**RECORDS SUPPLIED:**

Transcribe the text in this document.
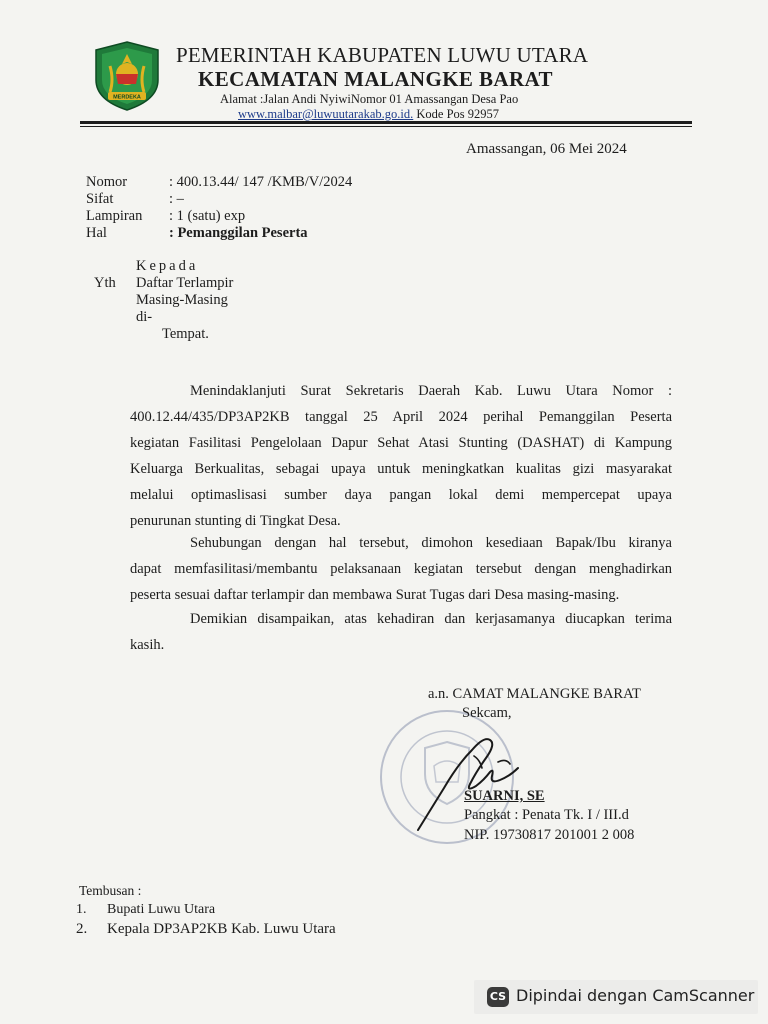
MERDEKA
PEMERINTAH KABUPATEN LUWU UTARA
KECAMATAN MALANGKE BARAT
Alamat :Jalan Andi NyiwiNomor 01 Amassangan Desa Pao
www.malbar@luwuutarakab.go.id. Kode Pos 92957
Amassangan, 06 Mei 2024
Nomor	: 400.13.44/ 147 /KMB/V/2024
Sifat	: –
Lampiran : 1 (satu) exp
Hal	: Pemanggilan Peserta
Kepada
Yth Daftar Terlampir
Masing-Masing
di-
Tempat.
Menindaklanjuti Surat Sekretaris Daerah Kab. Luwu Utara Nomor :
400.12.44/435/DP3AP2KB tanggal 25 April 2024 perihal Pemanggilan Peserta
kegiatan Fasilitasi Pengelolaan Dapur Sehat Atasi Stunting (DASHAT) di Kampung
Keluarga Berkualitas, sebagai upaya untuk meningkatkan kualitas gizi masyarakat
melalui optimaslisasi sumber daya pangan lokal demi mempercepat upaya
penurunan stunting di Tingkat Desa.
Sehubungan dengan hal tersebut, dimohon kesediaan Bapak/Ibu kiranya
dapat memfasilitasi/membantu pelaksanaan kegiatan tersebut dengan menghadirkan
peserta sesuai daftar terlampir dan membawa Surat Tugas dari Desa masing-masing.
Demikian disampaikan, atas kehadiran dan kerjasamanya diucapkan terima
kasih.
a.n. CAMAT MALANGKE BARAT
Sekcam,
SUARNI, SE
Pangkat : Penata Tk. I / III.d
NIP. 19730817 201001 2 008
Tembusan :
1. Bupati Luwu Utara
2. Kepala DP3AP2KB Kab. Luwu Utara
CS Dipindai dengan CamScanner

**STATED PROBLEM:** Copy the entries above faithfully and omit every image.

**RESPONSE TO THE TASK:**
Transcribe the text in this document.
MERDEKA
PEMERINTAH KABUPATEN LUWU UTARA
KECAMATAN MALANGKE BARAT
Alamat :Jalan Andi NyiwiNomor 01 Amassangan Desa Pao
www.malbar@luwuutarakab.go.id. Kode Pos 92957
Amassangan, 06 Mei 2024
Nomor	: 400.13.44/ 147 /KMB/V/2024
Sifat	: –
Lampiran : 1 (satu) exp
Hal	: Pemanggilan Peserta
Kepada
Yth Daftar Terlampir
Masing-Masing
di-
Tempat.
Menindaklanjuti Surat Sekretaris Daerah Kab. Luwu Utara Nomor :
400.12.44/435/DP3AP2KB tanggal 25 April 2024 perihal Pemanggilan Peserta
kegiatan Fasilitasi Pengelolaan Dapur Sehat Atasi Stunting (DASHAT) di Kampung
Keluarga Berkualitas, sebagai upaya untuk meningkatkan kualitas gizi masyarakat
melalui optimaslisasi sumber daya pangan lokal demi mempercepat upaya
penurunan stunting di Tingkat Desa.
Sehubungan dengan hal tersebut, dimohon kesediaan Bapak/Ibu kiranya
dapat memfasilitasi/membantu pelaksanaan kegiatan tersebut dengan menghadirkan
peserta sesuai daftar terlampir dan membawa Surat Tugas dari Desa masing-masing.
Demikian disampaikan, atas kehadiran dan kerjasamanya diucapkan terima
kasih.
a.n. CAMAT MALANGKE BARAT
Sekcam,
SUARNI, SE
Pangkat : Penata Tk. I / III.d
NIP. 19730817 201001 2 008
Tembusan :
1. Bupati Luwu Utara
2. Kepala DP3AP2KB Kab. Luwu Utara
CS Dipindai dengan CamScanner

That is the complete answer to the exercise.